- _Given information_:
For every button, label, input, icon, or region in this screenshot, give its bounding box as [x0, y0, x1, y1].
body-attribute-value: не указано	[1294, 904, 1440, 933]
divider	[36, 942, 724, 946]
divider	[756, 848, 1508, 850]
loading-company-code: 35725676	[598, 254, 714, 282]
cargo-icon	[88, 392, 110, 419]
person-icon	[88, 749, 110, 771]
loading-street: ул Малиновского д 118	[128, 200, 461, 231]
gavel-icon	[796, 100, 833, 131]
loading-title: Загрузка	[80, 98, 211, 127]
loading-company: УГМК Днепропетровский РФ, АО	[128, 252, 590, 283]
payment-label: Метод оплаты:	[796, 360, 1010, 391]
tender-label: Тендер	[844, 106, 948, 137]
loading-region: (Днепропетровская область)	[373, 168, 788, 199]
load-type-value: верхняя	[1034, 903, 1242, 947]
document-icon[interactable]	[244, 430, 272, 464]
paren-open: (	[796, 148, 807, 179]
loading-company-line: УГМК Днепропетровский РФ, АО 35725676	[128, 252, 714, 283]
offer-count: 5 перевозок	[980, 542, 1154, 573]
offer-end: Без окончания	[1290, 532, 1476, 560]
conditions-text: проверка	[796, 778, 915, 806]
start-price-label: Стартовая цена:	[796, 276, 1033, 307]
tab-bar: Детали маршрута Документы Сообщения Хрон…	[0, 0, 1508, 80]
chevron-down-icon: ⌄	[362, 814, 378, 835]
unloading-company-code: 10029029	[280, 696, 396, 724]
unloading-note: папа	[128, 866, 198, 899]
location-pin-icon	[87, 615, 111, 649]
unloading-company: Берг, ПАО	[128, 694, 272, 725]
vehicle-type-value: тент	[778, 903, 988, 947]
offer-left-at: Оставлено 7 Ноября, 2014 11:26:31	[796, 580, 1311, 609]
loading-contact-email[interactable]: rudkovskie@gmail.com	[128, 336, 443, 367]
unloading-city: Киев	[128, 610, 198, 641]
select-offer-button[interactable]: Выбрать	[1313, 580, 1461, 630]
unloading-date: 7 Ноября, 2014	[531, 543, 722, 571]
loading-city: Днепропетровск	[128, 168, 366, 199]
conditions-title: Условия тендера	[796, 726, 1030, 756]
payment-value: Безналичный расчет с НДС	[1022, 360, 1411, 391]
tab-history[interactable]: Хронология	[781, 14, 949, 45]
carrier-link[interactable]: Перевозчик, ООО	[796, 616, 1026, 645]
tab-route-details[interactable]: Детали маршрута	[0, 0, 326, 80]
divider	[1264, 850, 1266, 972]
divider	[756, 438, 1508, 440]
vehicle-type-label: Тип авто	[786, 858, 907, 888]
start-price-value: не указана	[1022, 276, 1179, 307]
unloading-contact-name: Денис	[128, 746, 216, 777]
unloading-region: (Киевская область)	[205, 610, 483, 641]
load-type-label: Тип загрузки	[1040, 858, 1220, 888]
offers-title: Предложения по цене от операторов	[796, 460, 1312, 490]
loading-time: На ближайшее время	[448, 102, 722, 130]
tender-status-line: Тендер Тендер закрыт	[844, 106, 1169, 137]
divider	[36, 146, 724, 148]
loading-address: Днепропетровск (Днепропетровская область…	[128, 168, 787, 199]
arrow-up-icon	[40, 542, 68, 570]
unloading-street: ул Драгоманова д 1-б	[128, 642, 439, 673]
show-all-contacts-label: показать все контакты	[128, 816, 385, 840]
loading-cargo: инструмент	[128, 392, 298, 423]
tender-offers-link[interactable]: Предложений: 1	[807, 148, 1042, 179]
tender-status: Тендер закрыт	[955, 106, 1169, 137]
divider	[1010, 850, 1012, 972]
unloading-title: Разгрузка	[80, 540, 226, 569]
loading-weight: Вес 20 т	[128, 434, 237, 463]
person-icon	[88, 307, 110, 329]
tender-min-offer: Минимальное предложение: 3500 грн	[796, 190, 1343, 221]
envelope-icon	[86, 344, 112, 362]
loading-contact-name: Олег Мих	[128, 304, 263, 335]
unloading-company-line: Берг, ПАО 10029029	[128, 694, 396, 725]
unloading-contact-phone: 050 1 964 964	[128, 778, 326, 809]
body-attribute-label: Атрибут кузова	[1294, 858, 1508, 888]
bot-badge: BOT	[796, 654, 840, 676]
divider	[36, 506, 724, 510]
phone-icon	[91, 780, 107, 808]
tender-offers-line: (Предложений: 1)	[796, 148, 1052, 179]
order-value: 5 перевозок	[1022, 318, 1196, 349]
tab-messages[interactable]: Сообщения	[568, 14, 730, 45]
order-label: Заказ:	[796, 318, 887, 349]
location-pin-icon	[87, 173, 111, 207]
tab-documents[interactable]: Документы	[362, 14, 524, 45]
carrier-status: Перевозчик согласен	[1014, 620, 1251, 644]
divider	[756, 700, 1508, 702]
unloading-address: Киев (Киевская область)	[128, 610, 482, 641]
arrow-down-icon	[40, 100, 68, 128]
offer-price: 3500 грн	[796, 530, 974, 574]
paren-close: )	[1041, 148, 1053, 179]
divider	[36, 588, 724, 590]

- _Written exercise_: Retype all of the entries above, line for line, without changing anything.

- _Full output_:
For every button, label, input, icon, or region in this screenshot, give its bounding box as [x0, y0, x1, y1].
body-attribute-value: не указано	[1294, 904, 1440, 933]
divider	[36, 942, 724, 946]
divider	[756, 848, 1508, 850]
loading-company-code: 35725676	[598, 254, 714, 282]
cargo-icon	[88, 392, 110, 419]
person-icon	[88, 749, 110, 771]
loading-street: ул Малиновского д 118	[128, 200, 461, 231]
gavel-icon	[796, 100, 833, 131]
loading-title: Загрузка	[80, 98, 211, 127]
loading-company: УГМК Днепропетровский РФ, АО	[128, 252, 590, 283]
payment-label: Метод оплаты:	[796, 360, 1010, 391]
tender-label: Тендер	[844, 106, 948, 137]
loading-region: (Днепропетровская область)	[373, 168, 788, 199]
load-type-value: верхняя	[1034, 903, 1242, 947]
document-icon[interactable]	[244, 430, 272, 464]
paren-open: (	[796, 148, 807, 179]
loading-company-line: УГМК Днепропетровский РФ, АО 35725676	[128, 252, 714, 283]
offer-count: 5 перевозок	[980, 542, 1154, 573]
offer-end: Без окончания	[1290, 532, 1476, 560]
conditions-text: проверка	[796, 778, 915, 806]
start-price-label: Стартовая цена:	[796, 276, 1033, 307]
tab-bar: Детали маршрута Документы Сообщения Хрон…	[0, 0, 1508, 80]
chevron-down-icon: ⌄	[362, 814, 378, 835]
unloading-company-code: 10029029	[280, 696, 396, 724]
unloading-note: папа	[128, 866, 198, 899]
location-pin-icon	[87, 615, 111, 649]
unloading-company: Берг, ПАО	[128, 694, 272, 725]
vehicle-type-value: тент	[778, 903, 988, 947]
offer-left-at: Оставлено 7 Ноября, 2014 11:26:31	[796, 580, 1311, 609]
loading-contact-email[interactable]: rudkovskie@gmail.com	[128, 336, 443, 367]
unloading-city: Киев	[128, 610, 198, 641]
select-offer-button[interactable]: Выбрать	[1313, 580, 1461, 630]
unloading-date: 7 Ноября, 2014	[531, 543, 722, 571]
loading-city: Днепропетровск	[128, 168, 366, 199]
conditions-title: Условия тендера	[796, 726, 1030, 756]
payment-value: Безналичный расчет с НДС	[1022, 360, 1411, 391]
tab-history[interactable]: Хронология	[781, 14, 949, 45]
carrier-link[interactable]: Перевозчик, ООО	[796, 616, 1026, 645]
tab-route-details[interactable]: Детали маршрута	[0, 0, 326, 80]
divider	[1264, 850, 1266, 972]
divider	[756, 438, 1508, 440]
vehicle-type-label: Тип авто	[786, 858, 907, 888]
start-price-value: не указана	[1022, 276, 1179, 307]
unloading-contact-name: Денис	[128, 746, 216, 777]
unloading-region: (Киевская область)	[205, 610, 483, 641]
load-type-label: Тип загрузки	[1040, 858, 1220, 888]
offers-title: Предложения по цене от операторов	[796, 460, 1312, 490]
loading-time: На ближайшее время	[448, 102, 722, 130]
tender-status-line: Тендер Тендер закрыт	[844, 106, 1169, 137]
divider	[36, 146, 724, 148]
loading-address: Днепропетровск (Днепропетровская область…	[128, 168, 787, 199]
arrow-up-icon	[40, 542, 68, 570]
unloading-street: ул Драгоманова д 1-б	[128, 642, 439, 673]
show-all-contacts-label: показать все контакты	[128, 816, 385, 840]
loading-cargo: инструмент	[128, 392, 298, 423]
tender-offers-link[interactable]: Предложений: 1	[807, 148, 1042, 179]
tender-status: Тендер закрыт	[955, 106, 1169, 137]
divider	[1010, 850, 1012, 972]
unloading-title: Разгрузка	[80, 540, 226, 569]
loading-weight: Вес 20 т	[128, 434, 237, 463]
person-icon	[88, 307, 110, 329]
tender-min-offer: Минимальное предложение: 3500 грн	[796, 190, 1343, 221]
envelope-icon	[86, 344, 112, 362]
loading-contact-name: Олег Мих	[128, 304, 263, 335]
unloading-company-line: Берг, ПАО 10029029	[128, 694, 396, 725]
unloading-contact-phone: 050 1 964 964	[128, 778, 326, 809]
body-attribute-label: Атрибут кузова	[1294, 858, 1508, 888]
bot-badge: BOT	[796, 654, 840, 676]
divider	[36, 506, 724, 510]
phone-icon	[91, 780, 107, 808]
tender-offers-line: (Предложений: 1)	[796, 148, 1052, 179]
order-value: 5 перевозок	[1022, 318, 1196, 349]
tab-messages[interactable]: Сообщения	[568, 14, 730, 45]
order-label: Заказ:	[796, 318, 887, 349]
location-pin-icon	[87, 173, 111, 207]
tab-documents[interactable]: Документы	[362, 14, 524, 45]
carrier-status: Перевозчик согласен	[1014, 620, 1251, 644]
divider	[756, 700, 1508, 702]
unloading-address: Киев (Киевская область)	[128, 610, 482, 641]
arrow-down-icon	[40, 100, 68, 128]
offer-price: 3500 грн	[796, 530, 974, 574]
paren-close: )	[1041, 148, 1053, 179]
divider	[36, 588, 724, 590]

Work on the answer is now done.